The input:
········

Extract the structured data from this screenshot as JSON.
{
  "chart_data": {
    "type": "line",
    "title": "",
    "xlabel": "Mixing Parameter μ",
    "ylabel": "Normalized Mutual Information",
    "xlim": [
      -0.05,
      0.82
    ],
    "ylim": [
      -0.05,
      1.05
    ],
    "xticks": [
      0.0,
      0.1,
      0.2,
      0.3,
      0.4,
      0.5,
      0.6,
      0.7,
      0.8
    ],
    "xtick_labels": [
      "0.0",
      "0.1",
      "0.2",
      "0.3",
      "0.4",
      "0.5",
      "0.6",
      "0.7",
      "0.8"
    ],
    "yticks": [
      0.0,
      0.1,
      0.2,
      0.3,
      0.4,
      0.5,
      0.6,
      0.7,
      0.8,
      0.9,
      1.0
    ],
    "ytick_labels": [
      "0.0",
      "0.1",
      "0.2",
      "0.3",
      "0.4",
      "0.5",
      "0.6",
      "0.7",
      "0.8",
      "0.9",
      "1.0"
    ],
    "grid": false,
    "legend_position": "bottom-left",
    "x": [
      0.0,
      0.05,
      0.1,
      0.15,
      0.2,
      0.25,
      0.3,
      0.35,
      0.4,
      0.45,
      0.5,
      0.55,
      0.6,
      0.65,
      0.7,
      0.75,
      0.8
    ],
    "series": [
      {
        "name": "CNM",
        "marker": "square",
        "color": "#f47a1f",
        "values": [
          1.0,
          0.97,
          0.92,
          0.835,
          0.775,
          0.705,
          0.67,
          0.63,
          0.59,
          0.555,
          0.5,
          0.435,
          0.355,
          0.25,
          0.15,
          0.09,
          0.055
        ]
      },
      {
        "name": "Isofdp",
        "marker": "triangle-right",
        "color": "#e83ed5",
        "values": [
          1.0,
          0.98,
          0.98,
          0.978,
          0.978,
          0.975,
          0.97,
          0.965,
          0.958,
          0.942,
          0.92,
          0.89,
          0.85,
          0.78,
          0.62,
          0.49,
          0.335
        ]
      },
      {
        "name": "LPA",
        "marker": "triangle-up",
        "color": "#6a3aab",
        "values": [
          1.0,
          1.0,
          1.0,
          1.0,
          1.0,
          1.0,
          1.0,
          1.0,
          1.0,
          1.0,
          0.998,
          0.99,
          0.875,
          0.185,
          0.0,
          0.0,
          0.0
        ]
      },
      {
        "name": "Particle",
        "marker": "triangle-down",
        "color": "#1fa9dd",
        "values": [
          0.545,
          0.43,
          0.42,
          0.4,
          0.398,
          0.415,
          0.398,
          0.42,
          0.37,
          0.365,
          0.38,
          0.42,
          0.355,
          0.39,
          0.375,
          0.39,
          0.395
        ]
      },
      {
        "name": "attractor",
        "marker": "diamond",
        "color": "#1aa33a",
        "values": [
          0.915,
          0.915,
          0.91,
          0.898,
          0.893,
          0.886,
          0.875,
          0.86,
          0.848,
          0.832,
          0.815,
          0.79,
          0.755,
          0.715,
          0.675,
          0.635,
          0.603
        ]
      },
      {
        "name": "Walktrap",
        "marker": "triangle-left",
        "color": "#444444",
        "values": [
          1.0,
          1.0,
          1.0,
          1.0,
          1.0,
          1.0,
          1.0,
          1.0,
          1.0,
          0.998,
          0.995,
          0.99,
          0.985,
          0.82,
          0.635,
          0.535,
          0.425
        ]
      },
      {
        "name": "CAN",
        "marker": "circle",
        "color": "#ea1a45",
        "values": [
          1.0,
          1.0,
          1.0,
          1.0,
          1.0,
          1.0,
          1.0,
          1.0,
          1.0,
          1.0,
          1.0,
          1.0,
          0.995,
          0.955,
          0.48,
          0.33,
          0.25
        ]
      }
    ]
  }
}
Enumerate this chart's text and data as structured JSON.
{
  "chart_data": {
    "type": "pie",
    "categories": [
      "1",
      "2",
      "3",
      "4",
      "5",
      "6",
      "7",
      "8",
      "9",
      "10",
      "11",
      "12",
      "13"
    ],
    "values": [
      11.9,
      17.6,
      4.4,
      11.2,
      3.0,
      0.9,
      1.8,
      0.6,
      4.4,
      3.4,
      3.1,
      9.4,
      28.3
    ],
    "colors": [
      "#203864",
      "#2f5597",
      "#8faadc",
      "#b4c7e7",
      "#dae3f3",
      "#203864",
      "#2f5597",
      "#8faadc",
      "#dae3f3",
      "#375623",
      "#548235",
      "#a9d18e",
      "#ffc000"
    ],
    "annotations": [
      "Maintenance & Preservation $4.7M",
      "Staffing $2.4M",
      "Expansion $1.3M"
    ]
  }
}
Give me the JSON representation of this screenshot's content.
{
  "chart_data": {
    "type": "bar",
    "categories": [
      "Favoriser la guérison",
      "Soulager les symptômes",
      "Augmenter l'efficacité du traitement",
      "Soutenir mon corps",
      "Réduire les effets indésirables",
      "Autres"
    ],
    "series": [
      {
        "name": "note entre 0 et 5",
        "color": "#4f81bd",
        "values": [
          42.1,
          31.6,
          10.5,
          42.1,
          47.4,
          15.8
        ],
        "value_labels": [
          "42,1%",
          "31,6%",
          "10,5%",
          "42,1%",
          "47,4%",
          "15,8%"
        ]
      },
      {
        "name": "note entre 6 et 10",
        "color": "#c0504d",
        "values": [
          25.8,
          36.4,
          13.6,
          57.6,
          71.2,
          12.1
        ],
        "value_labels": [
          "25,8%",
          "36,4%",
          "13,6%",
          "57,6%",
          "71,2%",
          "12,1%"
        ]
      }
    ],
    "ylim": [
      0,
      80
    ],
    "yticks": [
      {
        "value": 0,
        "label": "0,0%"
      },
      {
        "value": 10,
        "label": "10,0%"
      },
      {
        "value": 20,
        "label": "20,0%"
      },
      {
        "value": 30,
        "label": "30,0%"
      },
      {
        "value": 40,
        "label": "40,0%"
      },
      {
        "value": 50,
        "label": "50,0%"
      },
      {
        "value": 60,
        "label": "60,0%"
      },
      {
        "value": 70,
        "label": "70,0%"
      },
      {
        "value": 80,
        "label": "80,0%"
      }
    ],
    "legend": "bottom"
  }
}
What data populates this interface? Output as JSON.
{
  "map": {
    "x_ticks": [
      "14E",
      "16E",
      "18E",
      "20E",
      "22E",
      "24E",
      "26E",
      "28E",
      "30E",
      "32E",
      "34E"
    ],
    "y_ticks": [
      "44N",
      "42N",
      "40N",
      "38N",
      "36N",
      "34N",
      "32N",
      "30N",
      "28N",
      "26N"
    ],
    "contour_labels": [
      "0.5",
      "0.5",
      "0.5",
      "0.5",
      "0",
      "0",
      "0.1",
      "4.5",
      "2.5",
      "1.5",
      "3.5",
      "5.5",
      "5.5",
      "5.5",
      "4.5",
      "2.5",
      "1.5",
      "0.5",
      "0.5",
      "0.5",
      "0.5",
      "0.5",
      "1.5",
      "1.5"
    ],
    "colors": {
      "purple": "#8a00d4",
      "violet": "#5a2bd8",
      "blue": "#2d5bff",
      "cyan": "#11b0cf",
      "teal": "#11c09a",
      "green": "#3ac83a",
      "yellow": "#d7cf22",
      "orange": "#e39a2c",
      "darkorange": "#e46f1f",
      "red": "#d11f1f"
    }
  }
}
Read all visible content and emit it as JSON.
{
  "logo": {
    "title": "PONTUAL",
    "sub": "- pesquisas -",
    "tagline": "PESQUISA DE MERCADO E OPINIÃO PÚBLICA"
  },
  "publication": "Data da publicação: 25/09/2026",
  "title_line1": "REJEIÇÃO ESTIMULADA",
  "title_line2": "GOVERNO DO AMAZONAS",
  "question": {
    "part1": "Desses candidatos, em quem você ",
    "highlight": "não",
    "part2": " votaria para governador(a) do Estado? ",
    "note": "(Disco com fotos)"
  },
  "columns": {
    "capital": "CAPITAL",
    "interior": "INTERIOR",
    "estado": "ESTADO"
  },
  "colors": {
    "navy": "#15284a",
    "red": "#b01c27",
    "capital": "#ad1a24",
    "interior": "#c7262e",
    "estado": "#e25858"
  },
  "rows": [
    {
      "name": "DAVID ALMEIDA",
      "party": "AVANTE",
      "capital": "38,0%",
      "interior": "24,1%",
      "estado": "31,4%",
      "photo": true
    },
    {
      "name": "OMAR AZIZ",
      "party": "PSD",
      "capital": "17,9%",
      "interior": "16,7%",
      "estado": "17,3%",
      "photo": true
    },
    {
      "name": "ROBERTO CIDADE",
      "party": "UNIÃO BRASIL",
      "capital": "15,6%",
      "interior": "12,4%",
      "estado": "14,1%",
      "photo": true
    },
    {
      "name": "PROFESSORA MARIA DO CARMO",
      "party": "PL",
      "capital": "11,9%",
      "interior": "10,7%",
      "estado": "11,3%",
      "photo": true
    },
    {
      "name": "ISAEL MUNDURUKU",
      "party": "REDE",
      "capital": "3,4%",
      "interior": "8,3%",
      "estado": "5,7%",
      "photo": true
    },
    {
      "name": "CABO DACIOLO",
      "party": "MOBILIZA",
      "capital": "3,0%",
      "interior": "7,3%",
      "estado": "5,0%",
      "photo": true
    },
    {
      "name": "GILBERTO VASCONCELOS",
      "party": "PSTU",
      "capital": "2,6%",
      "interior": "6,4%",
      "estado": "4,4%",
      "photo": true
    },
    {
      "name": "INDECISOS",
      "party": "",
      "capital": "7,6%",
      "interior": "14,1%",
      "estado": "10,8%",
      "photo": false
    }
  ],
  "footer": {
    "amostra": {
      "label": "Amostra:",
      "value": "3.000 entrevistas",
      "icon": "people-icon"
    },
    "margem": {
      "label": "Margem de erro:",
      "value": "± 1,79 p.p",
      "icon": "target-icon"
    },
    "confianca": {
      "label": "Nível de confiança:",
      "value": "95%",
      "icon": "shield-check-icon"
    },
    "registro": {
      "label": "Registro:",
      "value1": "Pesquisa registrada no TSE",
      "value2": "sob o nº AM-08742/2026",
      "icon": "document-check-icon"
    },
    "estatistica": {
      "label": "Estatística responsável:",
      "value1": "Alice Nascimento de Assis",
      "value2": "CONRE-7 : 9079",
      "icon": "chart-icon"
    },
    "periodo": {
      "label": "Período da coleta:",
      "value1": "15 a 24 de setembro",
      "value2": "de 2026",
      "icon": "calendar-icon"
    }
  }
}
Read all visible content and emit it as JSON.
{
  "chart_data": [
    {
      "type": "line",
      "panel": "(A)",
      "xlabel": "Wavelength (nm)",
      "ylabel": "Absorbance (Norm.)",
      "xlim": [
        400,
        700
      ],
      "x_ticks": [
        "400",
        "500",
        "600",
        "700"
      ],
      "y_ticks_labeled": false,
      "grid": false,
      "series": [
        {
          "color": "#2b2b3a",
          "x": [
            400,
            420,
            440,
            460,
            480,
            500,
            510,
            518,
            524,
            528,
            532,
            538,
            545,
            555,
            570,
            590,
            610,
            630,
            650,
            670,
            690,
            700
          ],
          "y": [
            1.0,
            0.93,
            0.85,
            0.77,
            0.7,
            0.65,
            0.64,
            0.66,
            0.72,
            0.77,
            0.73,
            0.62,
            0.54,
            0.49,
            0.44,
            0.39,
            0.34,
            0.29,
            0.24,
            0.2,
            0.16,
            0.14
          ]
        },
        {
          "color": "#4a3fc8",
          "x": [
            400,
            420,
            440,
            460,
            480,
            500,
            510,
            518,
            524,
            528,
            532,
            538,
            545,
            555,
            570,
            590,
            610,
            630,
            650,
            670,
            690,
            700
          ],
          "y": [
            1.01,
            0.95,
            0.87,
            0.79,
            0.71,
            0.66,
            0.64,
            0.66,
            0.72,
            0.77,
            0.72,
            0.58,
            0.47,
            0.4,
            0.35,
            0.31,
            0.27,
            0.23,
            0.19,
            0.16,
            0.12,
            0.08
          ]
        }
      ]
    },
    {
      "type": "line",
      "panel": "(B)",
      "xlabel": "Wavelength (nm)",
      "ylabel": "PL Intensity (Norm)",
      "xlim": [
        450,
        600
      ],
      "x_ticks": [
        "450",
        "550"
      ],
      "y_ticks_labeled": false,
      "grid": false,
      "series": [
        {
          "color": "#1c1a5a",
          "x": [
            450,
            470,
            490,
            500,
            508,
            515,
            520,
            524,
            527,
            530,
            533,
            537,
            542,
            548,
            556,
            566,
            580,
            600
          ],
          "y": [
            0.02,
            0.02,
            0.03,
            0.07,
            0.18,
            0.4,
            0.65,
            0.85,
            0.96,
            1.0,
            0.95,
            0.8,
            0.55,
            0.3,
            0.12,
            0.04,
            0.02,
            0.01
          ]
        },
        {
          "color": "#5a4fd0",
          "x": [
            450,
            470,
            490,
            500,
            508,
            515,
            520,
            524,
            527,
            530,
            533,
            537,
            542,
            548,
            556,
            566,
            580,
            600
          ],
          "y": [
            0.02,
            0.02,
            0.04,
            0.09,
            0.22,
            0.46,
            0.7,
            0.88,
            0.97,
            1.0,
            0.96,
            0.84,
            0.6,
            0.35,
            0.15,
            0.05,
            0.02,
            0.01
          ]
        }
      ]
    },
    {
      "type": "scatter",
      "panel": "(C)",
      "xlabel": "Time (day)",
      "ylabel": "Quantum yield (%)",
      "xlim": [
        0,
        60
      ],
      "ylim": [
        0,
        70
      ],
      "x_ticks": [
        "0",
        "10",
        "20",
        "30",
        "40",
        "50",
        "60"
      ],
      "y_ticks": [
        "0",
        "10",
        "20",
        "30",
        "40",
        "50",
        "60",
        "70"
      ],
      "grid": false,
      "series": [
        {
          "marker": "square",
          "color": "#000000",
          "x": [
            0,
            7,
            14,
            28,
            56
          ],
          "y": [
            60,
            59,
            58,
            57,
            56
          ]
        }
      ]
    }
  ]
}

········

What this task involves: Find the word "left" in the data and show each line that holds it.

Solution:
    "legend_position": "bottom-left",
        "marker": "triangle-left",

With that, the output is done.